» THE EXERCISE: For the data below, work out how many lines contain the word "this" and supply only that number.

::::

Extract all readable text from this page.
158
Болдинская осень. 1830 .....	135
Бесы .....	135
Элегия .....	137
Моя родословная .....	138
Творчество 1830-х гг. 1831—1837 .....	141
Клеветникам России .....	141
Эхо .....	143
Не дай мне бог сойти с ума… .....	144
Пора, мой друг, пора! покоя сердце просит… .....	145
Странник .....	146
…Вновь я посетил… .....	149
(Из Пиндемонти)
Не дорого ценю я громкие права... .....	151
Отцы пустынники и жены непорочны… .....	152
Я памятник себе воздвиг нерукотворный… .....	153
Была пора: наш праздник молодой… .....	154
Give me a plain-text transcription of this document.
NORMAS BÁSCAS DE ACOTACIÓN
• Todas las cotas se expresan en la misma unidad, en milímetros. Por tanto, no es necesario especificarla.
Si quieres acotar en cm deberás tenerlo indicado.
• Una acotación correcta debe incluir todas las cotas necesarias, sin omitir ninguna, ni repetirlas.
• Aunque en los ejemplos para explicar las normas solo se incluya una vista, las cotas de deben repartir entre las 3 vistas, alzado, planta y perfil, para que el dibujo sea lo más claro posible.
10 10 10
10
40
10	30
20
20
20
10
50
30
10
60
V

::::

» TASK RESULT: 2